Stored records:
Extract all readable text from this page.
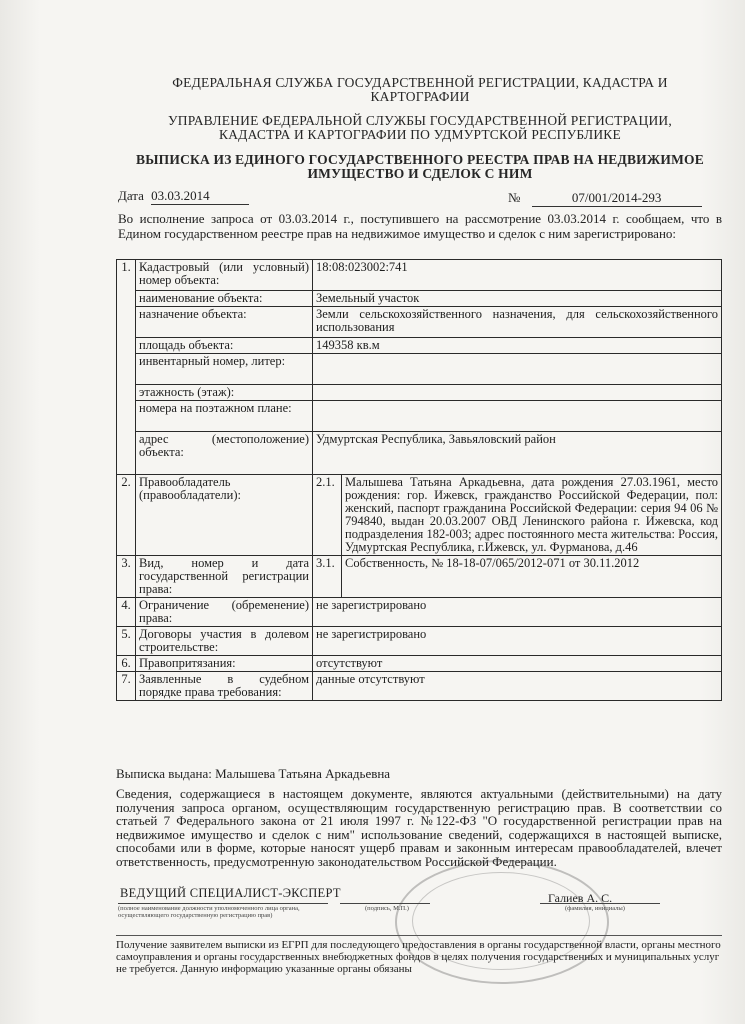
ФЕДЕРАЛЬНАЯ СЛУЖБА ГОСУДАРСТВЕННОЙ РЕГИСТРАЦИИ, КАДАСТРА И
КАРТОГРАФИИ
УПРАВЛЕНИЕ ФЕДЕРАЛЬНОЙ СЛУЖБЫ ГОСУДАРСТВЕННОЙ РЕГИСТРАЦИИ,
КАДАСТРА И КАРТОГРАФИИ ПО УДМУРТСКОЙ РЕСПУБЛИКЕ
ВЫПИСКА ИЗ ЕДИНОГО ГОСУДАРСТВЕННОГО РЕЕСТРА ПРАВ НА НЕДВИЖИМОЕ
ИМУЩЕСТВО И СДЕЛОК С НИМ
Дата 03.03.2014	№	07/001/2014-293
Во исполнение запроса от 03.03.2014 г., поступившего на рассмотрение 03.03.2014 г. сообщаем, что в Едином государственном реестре прав на недвижимое имущество и сделок с ним зарегистрировано:
1.	Кадастровый (или условный) номер объекта:	18:08:023002:741	
	наименование объекта:	Земельный участок	
	назначение объекта:	Земли сельскохозяйственного назначения, для сельскохозяйственного использования	
	площадь объекта:	149358 кв.м	
	инвентарный номер, литер:		
	этажность (этаж):		
	номера на поэтажном плане:		
	адрес (местоположение) объекта:	Удмуртская Республика, Завьяловский район	
2.	Правообладатель (правообладатели):	2.1.	Малышева Татьяна Аркадьевна, дата рождения 27.03.1961, место рождения: гор. Ижевск, гражданство Российской Федерации, пол: женский, паспорт гражданина Российской Федерации: серия 94 06 № 794840, выдан 20.03.2007 ОВД Ленинского района г. Ижевска, код подразделения 182-003; адрес постоянного места жительства: Россия, Удмуртская Республика, г.Ижевск, ул. Фурманова, д.46
3.	Вид, номер и дата государственной регистрации права:	3.1.	Собственность, № 18-18-07/065/2012-071 от 30.11.2012
4.	Ограничение (обременение) права:	не зарегистрировано	
5.	Договоры участия в долевом строительстве:	не зарегистрировано	
6.	Правопритязания:	отсутствуют	
7.	Заявленные в судебном порядке права требования:	данные отсутствуют	
Выписка выдана: Малышева Татьяна Аркадьевна
Сведения, содержащиеся в настоящем документе, являются актуальными (действительными) на дату получения запроса органом, осуществляющим государственную регистрацию прав. В соответствии со статьей 7 Федерального закона от 21 июля 1997 г. №122-ФЗ "О государственной регистрации прав на недвижимое имущество и сделок с ним" использование сведений, содержащихся в настоящей выписке, способами или в форме, которые наносят ущерб правам и законным интересам правообладателей, влечет ответственность, предусмотренную законодательством Российской Федерации.
ВЕДУЩИЙ СПЕЦИАЛИСТ-ЭКСПЕРТ
(полное наименование должности уполномоченного лица органа, осуществляющего государственную регистрацию прав)
(подпись, М.П.)
Галиев А. С.
(фамилия, инициалы)
Получение заявителем выписки из ЕГРП для последующего предоставления в органы государственной власти, органы местного самоуправления и органы государственных внебюджетных фондов в целях получения государственных и муниципальных услуг не требуется. Данную информацию указанные органы обязаны
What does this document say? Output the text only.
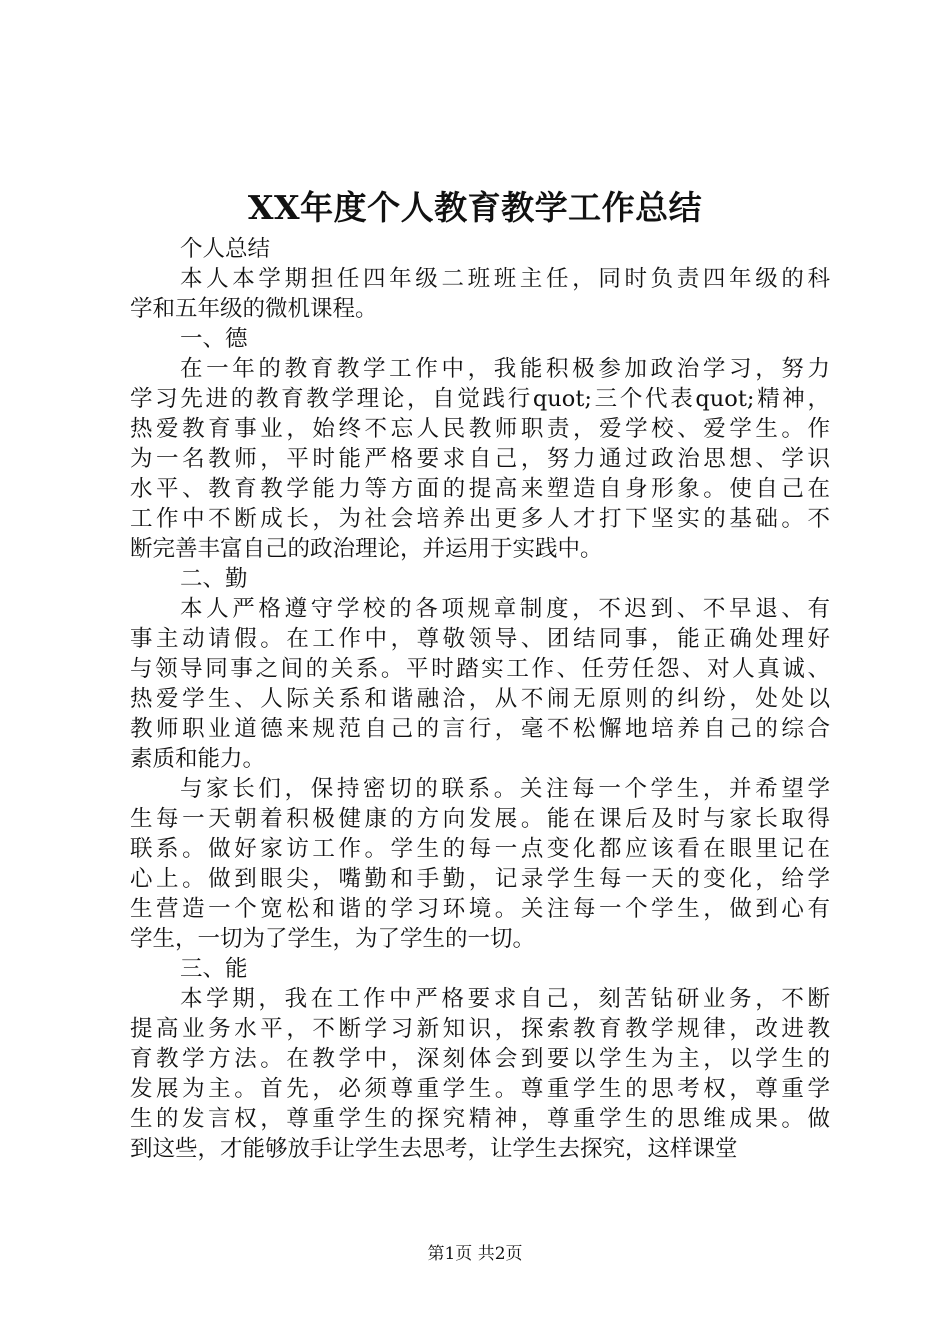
XX年度个人教育教学工作总结
个人总结
本人本学期担任四年级二班班主任，同时负责四年级的科
学和五年级的微机课程。
一、德
在一年的教育教学工作中，我能积极参加政治学习，努力
学习先进的教育教学理论，自觉践行quot;三个代表quot;精神，
热爱教育事业，始终不忘人民教师职责，爱学校、爱学生。作
为一名教师，平时能严格要求自己，努力通过政治思想、学识
水平、教育教学能力等方面的提高来塑造自身形象。使自己在
工作中不断成长，为社会培养出更多人才打下坚实的基础。不
断完善丰富自己的政治理论，并运用于实践中。
二、勤
本人严格遵守学校的各项规章制度，不迟到、不早退、有
事主动请假。在工作中，尊敬领导、团结同事，能正确处理好
与领导同事之间的关系。平时踏实工作、任劳任怨、对人真诚、
热爱学生、人际关系和谐融洽，从不闹无原则的纠纷，处处以
教师职业道德来规范自己的言行，毫不松懈地培养自己的综合
素质和能力。
与家长们，保持密切的联系。关注每一个学生，并希望学
生每一天朝着积极健康的方向发展。能在课后及时与家长取得
联系。做好家访工作。学生的每一点变化都应该看在眼里记在
心上。做到眼尖，嘴勤和手勤，记录学生每一天的变化，给学
生营造一个宽松和谐的学习环境。关注每一个学生，做到心有
学生，一切为了学生，为了学生的一切。
三、能
本学期，我在工作中严格要求自己，刻苦钻研业务，不断
提高业务水平，不断学习新知识，探索教育教学规律，改进教
育教学方法。在教学中，深刻体会到要以学生为主，以学生的
发展为主。首先，必须尊重学生。尊重学生的思考权，尊重学
生的发言权，尊重学生的探究精神，尊重学生的思维成果。做
到这些，才能够放手让学生去思考，让学生去探究，这样课堂
第1页 共2页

**Task brief**
Find each line in the records holding the string "адрес" and show it.

**Output of the exercise**
	адрес (местоположение) объекта:	Удмуртская Республика, Завьяловский район	
2.	Правообладатель (правообладатели):	2.1.	Малышева Татьяна Аркадьевна, дата рождения 27.03.1961, место рождения: гор. Ижевск, гражданство Российской Федерации, пол: женский, паспорт гражданина Российской Федерации: серия 94 06 № 794840, выдан 20.03.2007 ОВД Ленинского района г. Ижевска, код подразделения 182-003; адрес постоянного места жительства: Россия, Удмуртская Республика, г.Ижевск, ул. Фурманова, д.46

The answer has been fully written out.